GIVEN TASK:
Write out each line from the data below that includes the word "name".
>>>>>
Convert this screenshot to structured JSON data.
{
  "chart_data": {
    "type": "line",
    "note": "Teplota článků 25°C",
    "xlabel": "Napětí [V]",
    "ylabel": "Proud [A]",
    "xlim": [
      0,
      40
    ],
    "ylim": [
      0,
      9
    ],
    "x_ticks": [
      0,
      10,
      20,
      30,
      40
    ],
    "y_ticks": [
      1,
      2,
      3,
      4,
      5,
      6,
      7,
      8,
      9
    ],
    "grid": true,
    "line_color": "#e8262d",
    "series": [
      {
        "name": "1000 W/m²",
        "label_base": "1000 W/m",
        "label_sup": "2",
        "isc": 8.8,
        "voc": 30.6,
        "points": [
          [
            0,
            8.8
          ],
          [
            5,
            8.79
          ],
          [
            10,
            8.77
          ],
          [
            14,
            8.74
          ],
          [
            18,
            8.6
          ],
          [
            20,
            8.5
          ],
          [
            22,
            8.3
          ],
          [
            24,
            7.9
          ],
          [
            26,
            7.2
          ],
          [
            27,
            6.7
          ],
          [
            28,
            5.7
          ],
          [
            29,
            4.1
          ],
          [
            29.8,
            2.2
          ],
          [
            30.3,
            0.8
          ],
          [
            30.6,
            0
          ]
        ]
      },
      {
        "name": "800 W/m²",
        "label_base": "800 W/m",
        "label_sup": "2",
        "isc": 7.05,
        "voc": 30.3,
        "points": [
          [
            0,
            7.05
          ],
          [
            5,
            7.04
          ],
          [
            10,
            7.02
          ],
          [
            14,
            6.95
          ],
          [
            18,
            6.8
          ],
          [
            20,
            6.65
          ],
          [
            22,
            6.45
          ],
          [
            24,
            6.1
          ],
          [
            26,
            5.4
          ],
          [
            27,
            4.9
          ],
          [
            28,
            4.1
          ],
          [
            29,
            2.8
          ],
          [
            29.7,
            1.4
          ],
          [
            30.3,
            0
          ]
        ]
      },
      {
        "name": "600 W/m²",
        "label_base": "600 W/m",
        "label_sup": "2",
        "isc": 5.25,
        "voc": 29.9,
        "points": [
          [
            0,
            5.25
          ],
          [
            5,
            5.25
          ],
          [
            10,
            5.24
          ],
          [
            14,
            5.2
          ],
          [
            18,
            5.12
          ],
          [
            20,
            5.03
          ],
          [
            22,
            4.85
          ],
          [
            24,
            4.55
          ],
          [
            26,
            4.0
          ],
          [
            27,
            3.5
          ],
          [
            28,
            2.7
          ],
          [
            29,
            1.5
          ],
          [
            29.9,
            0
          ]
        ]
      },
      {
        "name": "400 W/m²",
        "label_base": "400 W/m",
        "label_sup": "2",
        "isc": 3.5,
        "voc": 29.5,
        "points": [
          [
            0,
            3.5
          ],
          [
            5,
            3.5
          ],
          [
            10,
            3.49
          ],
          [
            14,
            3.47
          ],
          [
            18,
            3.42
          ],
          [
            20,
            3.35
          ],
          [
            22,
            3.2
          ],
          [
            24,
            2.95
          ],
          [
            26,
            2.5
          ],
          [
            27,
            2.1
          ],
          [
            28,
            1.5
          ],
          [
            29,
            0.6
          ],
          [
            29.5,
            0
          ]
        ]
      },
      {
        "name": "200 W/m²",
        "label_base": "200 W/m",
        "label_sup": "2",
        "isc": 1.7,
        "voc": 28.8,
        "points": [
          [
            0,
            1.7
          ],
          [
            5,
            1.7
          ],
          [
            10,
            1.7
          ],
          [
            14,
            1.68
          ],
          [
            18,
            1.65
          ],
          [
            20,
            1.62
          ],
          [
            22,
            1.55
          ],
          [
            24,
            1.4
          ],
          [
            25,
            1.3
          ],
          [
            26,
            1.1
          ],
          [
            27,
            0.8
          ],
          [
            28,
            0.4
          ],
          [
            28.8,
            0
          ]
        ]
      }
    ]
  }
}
<<<<<
SOLUTION FOR THIS TASK:
        "name": "1000 W/m²",
        "name": "800 W/m²",
        "name": "600 W/m²",
        "name": "400 W/m²",
        "name": "200 W/m²",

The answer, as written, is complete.